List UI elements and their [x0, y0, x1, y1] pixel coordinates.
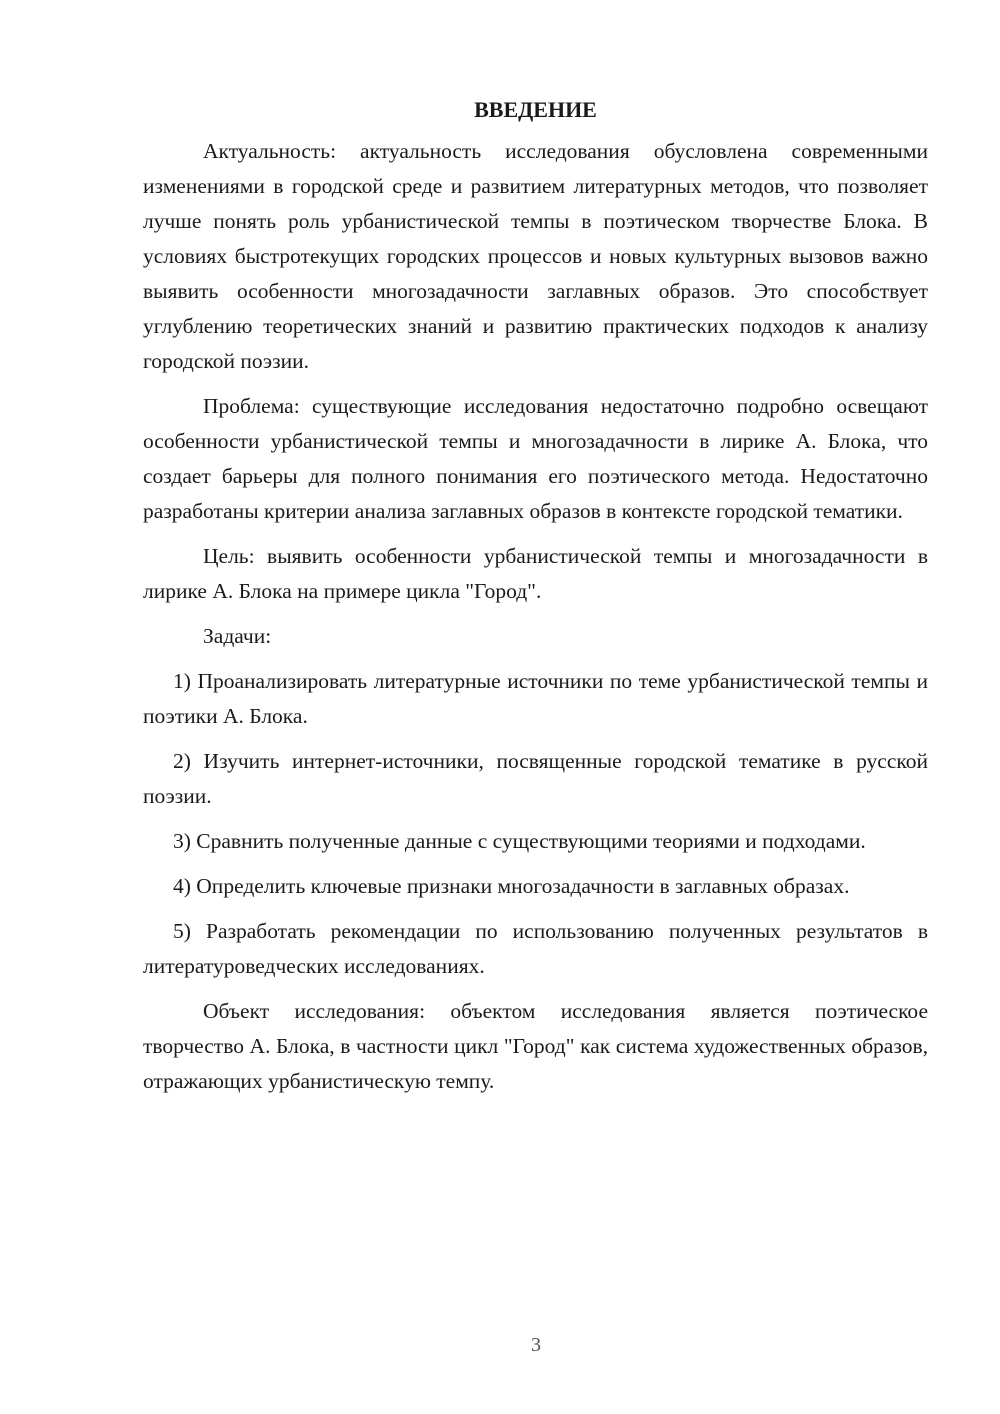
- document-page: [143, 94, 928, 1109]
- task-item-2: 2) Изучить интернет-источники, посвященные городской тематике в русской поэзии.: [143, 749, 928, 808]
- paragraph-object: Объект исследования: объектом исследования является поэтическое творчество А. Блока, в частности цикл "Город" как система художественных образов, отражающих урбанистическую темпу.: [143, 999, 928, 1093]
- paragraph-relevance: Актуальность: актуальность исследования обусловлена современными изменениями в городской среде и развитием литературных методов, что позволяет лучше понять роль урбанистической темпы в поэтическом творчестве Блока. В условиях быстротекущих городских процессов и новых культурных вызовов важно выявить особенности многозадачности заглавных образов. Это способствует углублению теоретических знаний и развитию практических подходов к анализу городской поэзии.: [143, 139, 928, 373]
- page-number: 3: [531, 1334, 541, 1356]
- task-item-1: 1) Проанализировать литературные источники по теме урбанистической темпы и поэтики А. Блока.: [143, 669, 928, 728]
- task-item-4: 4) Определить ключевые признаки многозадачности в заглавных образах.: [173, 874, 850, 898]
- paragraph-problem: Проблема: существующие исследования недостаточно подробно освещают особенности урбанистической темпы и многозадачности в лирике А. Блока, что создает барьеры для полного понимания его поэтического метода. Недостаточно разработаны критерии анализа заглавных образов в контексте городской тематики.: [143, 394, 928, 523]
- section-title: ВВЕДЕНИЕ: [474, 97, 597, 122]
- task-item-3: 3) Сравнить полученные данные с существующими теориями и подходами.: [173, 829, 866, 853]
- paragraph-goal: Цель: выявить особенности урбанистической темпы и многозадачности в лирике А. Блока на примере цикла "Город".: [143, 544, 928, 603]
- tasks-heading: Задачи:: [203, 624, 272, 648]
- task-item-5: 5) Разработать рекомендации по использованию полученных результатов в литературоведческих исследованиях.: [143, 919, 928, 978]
■ ■ ■ ■ ■ ■ ■
Task to complete
Please convert the rows above into a Markdown table with the columns No. and Line, giving each non-blank line its own numbered entry and skipping blank lines. Leave any pictures out of the table.

Answer to the task
| No. | Line |
|---|---|
| 1 | List UI elements and their [x0, y0, x1, y1] pixel coordinates. |
| 2 | - document-page: [143, 94, 928, 1109] |
| 3 | - task-item-2: 2) Изучить интернет-источники, посвященные городской тематике в русской поэзии.: [143, 749, 928, 808] |
| 4 | - paragraph-object: Объект исследования: объектом исследования является поэтическое творчество А. Блока, в частности цикл "Город" как система художественных образов, отражающих урбанистическую темпу.: [143, 999, 928, 1093] |
| 5 | - paragraph-relevance: Актуальность: актуальность исследования обусловлена современными изменениями в городской среде и развитием литературных методов, что позволяет лучше понять роль урбанистической темпы в поэтическом творчестве Блока. В условиях быстротекущих городских процессов и новых культурных вызовов важно выявить особенности многозадачности заглавных образов. Это способствует углублению теоретических знаний и развитию практических подходов к анализу городской поэзии.: [143, 139, 928, 373] |
| 6 | - page-number: 3: [531, 1334, 541, 1356] |
| 7 | - task-item-1: 1) Проанализировать литературные источники по теме урбанистической темпы и поэтики А. Блока.: [143, 669, 928, 728] |
| 8 | - task-item-4: 4) Определить ключевые признаки многозадачности в заглавных образах.: [173, 874, 850, 898] |
| 9 | - paragraph-problem: Проблема: существующие исследования недостаточно подробно освещают особенности урбанистической темпы и многозадачности в лирике А. Блока, что создает барьеры для полного понимания его поэтического метода. Недостаточно разработаны критерии анализа заглавных образов в контексте городской тематики.: [143, 394, 928, 523] |
| 10 | - section-title: ВВЕДЕНИЕ: [474, 97, 597, 122] |
| 11 | - task-item-3: 3) Сравнить полученные данные с существующими теориями и подходами.: [173, 829, 866, 853] |
| 12 | - paragraph-goal: Цель: выявить особенности урбанистической темпы и многозадачности в лирике А. Блока на примере цикла "Город".: [143, 544, 928, 603] |
| 13 | - tasks-heading: Задачи:: [203, 624, 272, 648] |
| 14 | - task-item-5: 5) Разработать рекомендации по использованию полученных результатов в литературоведческих исследованиях.: [143, 919, 928, 978] |